*Record extracts*.
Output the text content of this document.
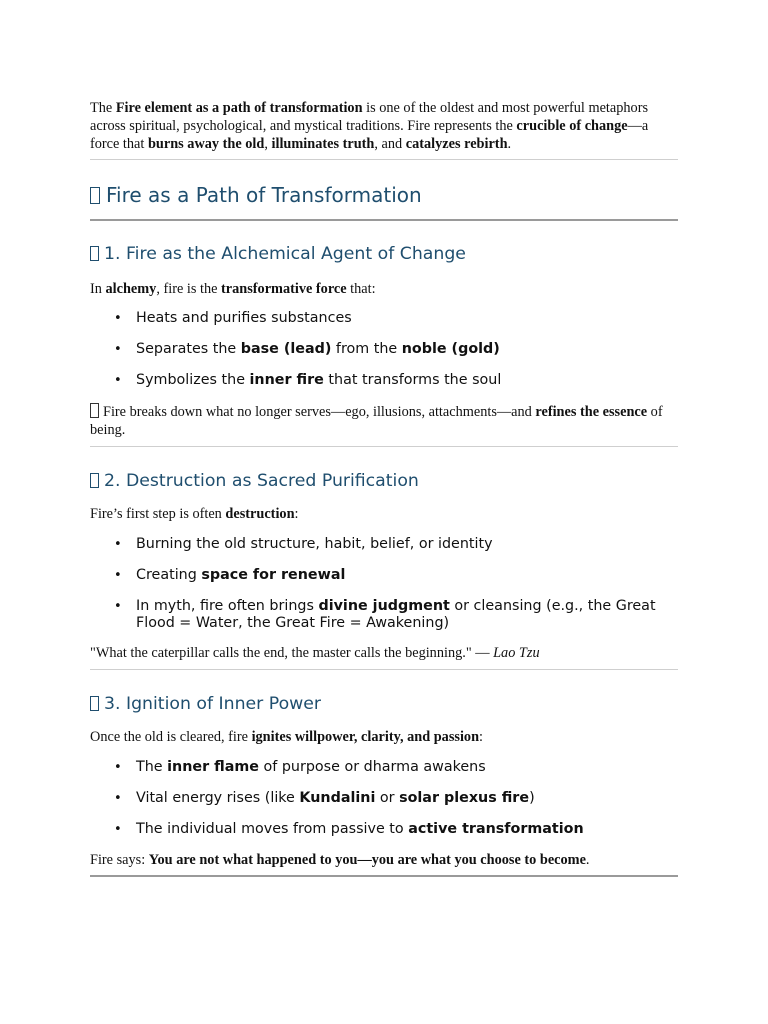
The Fire element as a path of transformation is one of the oldest and most powerful metaphors across spiritual, psychological, and mystical traditions. Fire represents the crucible of change—a force that burns away the old, illuminates truth, and catalyzes rebirth.

Fire as a Path of Transformation
1. Fire as the Alchemical Agent of Change

In alchemy, fire is the transformative force that:

• Heats and purifies substances
• Separates the base (lead) from the noble (gold)
• Symbolizes the inner fire that transforms the soul

Fire breaks down what no longer serves—ego, illusions, attachments—and refines the essence of being.

2. Destruction as Sacred Purification

Fire’s first step is often destruction:

• Burning the old structure, habit, belief, or identity
• Creating space for renewal
• In myth, fire often brings divine judgment or cleansing (e.g., the Great Flood = Water, the Great Fire = Awakening)

"What the caterpillar calls the end, the master calls the beginning." — Lao Tzu

3. Ignition of Inner Power

Once the old is cleared, fire ignites willpower, clarity, and passion:

• The inner flame of purpose or dharma awakens
• Vital energy rises (like Kundalini or solar plexus fire)
• The individual moves from passive to active transformation

Fire says: You are not what happened to you—you are what you choose to become.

*Challenge*. Except for the pictures, copy the material above exactly.

*The completed task*.
Output the text content of this document.
The Fire element as a path of transformation is one of the oldest and most powerful metaphors across spiritual, psychological, and mystical traditions. Fire represents the crucible of change—a force that burns away the old, illuminates truth, and catalyzes rebirth.

Fire as a Path of Transformation
1. Fire as the Alchemical Agent of Change

In alchemy, fire is the transformative force that:

• Heats and purifies substances
• Separates the base (lead) from the noble (gold)
• Symbolizes the inner fire that transforms the soul

Fire breaks down what no longer serves—ego, illusions, attachments—and refines the essence of being.

2. Destruction as Sacred Purification

Fire’s first step is often destruction:

• Burning the old structure, habit, belief, or identity
• Creating space for renewal
• In myth, fire often brings divine judgment or cleansing (e.g., the Great Flood = Water, the Great Fire = Awakening)

"What the caterpillar calls the end, the master calls the beginning." — Lao Tzu

3. Ignition of Inner Power

Once the old is cleared, fire ignites willpower, clarity, and passion:

• The inner flame of purpose or dharma awakens
• Vital energy rises (like Kundalini or solar plexus fire)
• The individual moves from passive to active transformation

Fire says: You are not what happened to you—you are what you choose to become.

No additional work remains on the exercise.